Exercise objective: Provide the number of lines containing the word "title", and nothing else.

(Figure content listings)
--------------------

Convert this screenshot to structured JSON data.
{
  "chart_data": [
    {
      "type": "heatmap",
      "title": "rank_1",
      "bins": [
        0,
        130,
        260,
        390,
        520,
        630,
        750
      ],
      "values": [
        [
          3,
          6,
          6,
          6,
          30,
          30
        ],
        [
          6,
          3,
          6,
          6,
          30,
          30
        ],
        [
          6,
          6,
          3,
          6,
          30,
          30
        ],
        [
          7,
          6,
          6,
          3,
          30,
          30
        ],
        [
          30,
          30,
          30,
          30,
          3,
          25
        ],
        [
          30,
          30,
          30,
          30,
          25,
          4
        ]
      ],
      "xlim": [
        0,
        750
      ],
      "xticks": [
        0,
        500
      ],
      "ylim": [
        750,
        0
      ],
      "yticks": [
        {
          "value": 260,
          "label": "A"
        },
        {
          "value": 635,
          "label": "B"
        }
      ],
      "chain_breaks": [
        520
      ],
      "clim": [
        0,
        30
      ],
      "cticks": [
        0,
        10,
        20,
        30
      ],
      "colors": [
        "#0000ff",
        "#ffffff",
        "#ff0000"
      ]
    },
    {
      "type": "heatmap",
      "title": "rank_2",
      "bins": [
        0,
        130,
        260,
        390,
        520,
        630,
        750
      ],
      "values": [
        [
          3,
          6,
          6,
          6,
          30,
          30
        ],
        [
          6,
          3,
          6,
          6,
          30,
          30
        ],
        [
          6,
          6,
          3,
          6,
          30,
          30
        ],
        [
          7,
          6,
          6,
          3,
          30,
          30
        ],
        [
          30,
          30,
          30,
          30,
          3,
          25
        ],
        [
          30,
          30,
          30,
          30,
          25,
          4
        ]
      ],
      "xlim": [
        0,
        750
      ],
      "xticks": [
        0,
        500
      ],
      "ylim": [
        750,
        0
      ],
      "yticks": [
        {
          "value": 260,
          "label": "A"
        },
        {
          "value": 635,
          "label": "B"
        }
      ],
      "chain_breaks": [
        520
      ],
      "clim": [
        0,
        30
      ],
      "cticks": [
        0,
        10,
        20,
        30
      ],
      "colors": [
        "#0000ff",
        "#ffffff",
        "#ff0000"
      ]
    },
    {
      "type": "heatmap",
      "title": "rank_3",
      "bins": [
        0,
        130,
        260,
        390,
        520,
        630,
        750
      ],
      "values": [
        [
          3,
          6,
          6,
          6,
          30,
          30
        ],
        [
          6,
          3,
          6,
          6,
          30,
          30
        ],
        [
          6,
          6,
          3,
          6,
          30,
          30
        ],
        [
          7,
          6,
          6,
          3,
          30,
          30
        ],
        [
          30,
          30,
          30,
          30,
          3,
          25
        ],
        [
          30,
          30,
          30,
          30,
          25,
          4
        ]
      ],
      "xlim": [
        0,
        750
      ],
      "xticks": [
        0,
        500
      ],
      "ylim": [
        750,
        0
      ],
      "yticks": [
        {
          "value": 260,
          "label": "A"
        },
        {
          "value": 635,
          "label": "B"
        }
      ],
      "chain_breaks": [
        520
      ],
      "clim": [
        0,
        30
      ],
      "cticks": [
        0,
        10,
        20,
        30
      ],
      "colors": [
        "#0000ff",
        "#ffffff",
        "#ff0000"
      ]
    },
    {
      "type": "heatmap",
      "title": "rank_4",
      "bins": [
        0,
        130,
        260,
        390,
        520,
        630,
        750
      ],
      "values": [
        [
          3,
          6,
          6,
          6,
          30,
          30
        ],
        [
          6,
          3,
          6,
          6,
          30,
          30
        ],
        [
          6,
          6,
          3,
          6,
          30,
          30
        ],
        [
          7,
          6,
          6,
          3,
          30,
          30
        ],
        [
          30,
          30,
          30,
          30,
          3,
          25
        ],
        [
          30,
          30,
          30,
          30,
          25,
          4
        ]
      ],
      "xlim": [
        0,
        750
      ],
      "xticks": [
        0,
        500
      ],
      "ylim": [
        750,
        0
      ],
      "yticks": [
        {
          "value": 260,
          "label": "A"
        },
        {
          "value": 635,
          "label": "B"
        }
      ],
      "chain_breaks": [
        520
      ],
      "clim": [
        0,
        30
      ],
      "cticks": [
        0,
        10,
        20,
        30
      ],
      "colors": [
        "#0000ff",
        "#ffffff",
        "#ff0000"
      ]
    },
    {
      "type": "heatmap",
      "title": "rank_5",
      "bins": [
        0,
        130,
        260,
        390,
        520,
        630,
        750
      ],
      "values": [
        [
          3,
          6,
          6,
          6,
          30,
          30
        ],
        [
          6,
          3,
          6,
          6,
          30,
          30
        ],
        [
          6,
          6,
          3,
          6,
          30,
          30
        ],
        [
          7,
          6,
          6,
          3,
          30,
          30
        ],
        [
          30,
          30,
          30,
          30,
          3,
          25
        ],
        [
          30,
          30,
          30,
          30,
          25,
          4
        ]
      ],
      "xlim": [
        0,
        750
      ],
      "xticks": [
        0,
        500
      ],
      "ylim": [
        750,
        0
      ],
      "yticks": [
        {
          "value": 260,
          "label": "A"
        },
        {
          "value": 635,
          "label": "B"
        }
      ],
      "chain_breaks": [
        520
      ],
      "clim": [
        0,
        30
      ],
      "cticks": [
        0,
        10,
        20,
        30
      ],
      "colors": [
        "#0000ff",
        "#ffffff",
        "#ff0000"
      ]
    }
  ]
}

--------------------

Exercise output: 5